_Given request_
State the number of lines in the material below that have "value" in them, without any other text.
— start of Data to use —
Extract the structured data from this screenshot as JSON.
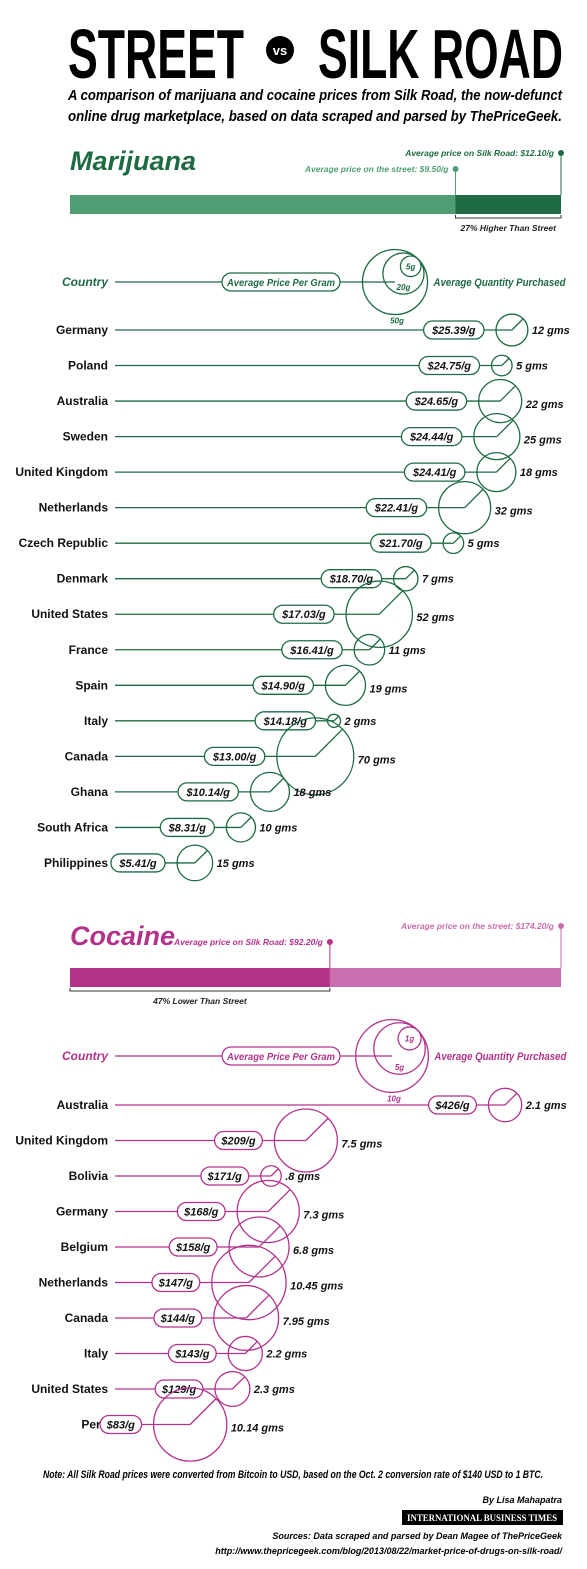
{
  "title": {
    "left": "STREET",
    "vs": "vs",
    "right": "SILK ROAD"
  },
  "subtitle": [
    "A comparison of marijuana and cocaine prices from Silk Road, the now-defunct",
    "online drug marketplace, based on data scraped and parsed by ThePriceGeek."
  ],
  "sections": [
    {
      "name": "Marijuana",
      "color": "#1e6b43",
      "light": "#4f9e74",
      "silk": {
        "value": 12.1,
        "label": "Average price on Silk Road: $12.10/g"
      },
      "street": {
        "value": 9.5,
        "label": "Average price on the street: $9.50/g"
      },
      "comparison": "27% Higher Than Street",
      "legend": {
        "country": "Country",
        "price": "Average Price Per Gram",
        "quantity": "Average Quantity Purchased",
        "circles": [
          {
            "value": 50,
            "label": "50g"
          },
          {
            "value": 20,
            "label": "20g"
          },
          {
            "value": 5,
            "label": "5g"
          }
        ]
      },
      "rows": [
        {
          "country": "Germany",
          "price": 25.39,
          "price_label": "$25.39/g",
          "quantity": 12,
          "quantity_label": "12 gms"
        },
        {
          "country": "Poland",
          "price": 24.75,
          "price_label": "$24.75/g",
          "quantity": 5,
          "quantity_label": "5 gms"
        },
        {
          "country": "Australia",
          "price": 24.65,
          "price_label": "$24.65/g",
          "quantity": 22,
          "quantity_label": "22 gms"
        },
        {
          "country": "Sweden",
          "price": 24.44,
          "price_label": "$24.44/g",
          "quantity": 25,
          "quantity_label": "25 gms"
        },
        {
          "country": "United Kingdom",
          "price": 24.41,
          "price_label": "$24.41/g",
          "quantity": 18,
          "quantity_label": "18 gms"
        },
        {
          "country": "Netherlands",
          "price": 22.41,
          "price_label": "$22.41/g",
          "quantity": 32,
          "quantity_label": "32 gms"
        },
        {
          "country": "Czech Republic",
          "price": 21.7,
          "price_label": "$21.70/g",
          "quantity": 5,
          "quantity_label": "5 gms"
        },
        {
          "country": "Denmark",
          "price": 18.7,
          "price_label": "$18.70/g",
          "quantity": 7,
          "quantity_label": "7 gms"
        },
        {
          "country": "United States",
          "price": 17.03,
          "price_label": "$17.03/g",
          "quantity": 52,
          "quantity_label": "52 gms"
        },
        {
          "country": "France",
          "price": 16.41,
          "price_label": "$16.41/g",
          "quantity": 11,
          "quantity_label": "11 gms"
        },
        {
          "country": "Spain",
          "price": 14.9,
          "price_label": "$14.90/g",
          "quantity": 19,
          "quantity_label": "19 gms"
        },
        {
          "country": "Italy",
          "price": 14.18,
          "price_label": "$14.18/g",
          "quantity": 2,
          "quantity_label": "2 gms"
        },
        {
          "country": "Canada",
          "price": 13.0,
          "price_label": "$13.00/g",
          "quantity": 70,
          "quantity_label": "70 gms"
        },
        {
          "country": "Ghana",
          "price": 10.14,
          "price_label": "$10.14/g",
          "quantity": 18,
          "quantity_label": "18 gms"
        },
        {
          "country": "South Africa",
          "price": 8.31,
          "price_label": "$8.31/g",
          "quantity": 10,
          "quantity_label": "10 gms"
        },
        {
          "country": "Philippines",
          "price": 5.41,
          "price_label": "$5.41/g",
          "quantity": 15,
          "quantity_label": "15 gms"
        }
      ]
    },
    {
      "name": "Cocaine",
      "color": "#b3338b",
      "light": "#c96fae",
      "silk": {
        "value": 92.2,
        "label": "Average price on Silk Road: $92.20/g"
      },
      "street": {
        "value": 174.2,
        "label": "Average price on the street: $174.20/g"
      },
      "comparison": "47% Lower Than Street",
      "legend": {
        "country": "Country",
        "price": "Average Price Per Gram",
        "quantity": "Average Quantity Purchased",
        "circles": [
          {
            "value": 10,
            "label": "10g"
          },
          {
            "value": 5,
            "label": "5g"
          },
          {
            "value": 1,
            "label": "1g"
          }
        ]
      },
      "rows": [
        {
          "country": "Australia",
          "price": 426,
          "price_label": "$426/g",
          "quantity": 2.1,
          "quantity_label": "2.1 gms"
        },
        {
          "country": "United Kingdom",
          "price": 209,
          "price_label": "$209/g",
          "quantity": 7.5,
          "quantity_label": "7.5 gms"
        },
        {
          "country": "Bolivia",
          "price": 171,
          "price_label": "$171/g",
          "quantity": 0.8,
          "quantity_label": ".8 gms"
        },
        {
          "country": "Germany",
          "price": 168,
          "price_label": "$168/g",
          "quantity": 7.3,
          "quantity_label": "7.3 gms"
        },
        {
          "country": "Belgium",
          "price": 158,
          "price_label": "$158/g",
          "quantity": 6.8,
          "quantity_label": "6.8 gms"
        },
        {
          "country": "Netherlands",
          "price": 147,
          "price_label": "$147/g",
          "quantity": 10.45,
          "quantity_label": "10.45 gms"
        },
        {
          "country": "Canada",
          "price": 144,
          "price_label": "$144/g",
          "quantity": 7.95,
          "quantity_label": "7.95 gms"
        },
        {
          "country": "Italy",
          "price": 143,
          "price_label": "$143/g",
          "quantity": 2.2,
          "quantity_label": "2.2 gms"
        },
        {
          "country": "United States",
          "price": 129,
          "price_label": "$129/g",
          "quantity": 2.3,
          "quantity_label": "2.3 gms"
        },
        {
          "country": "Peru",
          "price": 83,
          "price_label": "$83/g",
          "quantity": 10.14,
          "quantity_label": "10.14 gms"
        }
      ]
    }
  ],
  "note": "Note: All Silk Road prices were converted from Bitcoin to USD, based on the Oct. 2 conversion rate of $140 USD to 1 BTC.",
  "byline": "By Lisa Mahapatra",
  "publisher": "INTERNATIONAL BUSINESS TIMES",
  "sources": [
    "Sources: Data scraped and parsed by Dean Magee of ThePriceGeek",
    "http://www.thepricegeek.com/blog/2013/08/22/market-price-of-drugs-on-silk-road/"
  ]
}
— end of Data to use —
_Result below_
10